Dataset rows
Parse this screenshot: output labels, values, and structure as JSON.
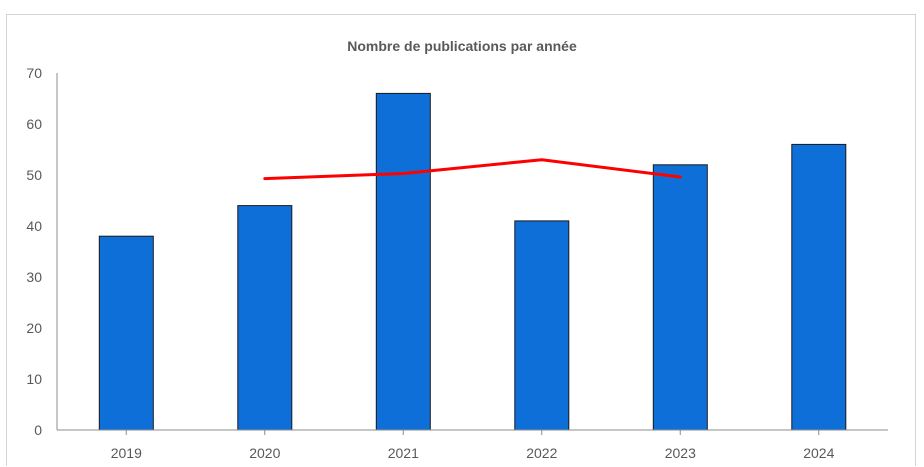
{
  "chart_data": {
    "type": "bar",
    "title": "Nombre de publications par année",
    "xlabel": "",
    "ylabel": "",
    "categories": [
      "2019",
      "2020",
      "2021",
      "2022",
      "2023",
      "2024"
    ],
    "series": [
      {
        "type": "bar",
        "values": [
          38,
          44,
          66,
          41,
          52,
          56
        ],
        "color": "#0f6fd9"
      },
      {
        "type": "line",
        "values": [
          null,
          49.3,
          50.3,
          53,
          49.6,
          null
        ],
        "color": "#ff0000"
      }
    ],
    "ylim": [
      0,
      70
    ],
    "yticks": [
      0,
      10,
      20,
      30,
      40,
      50,
      60,
      70
    ],
    "grid": false,
    "legend": "none",
    "colors": {
      "bar": "#0f6fd9",
      "bar_border": "#1a1a1a",
      "line": "#ff0000",
      "axis": "#8c8c8c",
      "text": "#595959"
    }
  }
}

# Exercise details:
Each line above is to be copied verbatim. Drop any image from the copy.

# Solution:
Parse this screenshot: output labels, values, and structure as JSON.
{
  "chart_data": {
    "type": "bar",
    "title": "Nombre de publications par année",
    "xlabel": "",
    "ylabel": "",
    "categories": [
      "2019",
      "2020",
      "2021",
      "2022",
      "2023",
      "2024"
    ],
    "series": [
      {
        "type": "bar",
        "values": [
          38,
          44,
          66,
          41,
          52,
          56
        ],
        "color": "#0f6fd9"
      },
      {
        "type": "line",
        "values": [
          null,
          49.3,
          50.3,
          53,
          49.6,
          null
        ],
        "color": "#ff0000"
      }
    ],
    "ylim": [
      0,
      70
    ],
    "yticks": [
      0,
      10,
      20,
      30,
      40,
      50,
      60,
      70
    ],
    "grid": false,
    "legend": "none",
    "colors": {
      "bar": "#0f6fd9",
      "bar_border": "#1a1a1a",
      "line": "#ff0000",
      "axis": "#8c8c8c",
      "text": "#595959"
    }
  }
}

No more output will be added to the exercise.